▶ Work instructions:
Find every line in the records below that holds the word "infección", and copy each one.

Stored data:
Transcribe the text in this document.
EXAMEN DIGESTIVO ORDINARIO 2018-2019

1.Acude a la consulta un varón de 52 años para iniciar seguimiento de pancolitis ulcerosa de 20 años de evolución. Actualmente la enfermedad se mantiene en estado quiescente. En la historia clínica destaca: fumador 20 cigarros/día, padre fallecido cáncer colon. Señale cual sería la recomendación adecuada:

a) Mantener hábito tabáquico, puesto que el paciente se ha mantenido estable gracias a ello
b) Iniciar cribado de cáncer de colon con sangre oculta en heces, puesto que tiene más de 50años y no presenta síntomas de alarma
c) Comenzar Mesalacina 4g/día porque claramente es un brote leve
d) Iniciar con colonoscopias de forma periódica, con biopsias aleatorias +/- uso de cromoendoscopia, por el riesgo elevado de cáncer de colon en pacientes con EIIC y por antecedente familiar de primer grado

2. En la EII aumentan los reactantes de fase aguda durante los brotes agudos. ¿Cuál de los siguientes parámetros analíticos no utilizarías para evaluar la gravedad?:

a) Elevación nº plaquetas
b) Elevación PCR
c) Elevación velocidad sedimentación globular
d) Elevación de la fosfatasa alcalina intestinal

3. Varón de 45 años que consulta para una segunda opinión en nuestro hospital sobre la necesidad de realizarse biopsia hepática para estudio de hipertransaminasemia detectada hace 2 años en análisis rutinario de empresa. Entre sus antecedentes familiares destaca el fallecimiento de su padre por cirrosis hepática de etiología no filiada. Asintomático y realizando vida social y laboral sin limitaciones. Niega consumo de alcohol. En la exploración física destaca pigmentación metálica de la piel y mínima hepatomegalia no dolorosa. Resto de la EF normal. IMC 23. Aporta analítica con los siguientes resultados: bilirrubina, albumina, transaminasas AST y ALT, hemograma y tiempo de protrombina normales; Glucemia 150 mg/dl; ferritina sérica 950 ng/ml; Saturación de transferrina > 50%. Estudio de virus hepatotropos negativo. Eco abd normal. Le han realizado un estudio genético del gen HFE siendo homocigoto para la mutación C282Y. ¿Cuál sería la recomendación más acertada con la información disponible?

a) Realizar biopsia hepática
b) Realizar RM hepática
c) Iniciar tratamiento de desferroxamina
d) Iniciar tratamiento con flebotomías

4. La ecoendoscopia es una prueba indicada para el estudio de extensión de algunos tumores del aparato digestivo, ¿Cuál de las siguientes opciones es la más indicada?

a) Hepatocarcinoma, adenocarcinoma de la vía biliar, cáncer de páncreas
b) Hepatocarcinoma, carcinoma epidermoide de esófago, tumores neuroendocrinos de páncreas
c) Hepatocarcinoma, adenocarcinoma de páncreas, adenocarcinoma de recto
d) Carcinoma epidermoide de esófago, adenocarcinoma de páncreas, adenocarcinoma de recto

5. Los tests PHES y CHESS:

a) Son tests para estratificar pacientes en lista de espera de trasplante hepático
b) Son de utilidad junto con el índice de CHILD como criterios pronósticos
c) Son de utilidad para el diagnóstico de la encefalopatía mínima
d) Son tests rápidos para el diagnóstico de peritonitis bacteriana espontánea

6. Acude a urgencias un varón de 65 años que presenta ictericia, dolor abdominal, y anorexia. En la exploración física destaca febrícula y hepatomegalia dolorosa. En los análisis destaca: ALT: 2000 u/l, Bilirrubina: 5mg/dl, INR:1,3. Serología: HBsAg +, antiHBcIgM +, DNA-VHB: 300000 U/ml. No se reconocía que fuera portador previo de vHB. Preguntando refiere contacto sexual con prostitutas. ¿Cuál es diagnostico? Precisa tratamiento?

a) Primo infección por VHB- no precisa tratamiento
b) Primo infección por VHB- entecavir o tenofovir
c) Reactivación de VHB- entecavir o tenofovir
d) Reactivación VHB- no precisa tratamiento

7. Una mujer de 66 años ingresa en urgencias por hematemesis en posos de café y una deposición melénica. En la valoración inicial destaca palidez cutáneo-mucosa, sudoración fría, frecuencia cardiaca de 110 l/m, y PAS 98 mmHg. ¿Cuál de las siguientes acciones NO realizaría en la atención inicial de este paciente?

▶ Output of the task:
a) Primo infección por VHB- no precisa tratamiento
b) Primo infección por VHB- entecavir o tenofovir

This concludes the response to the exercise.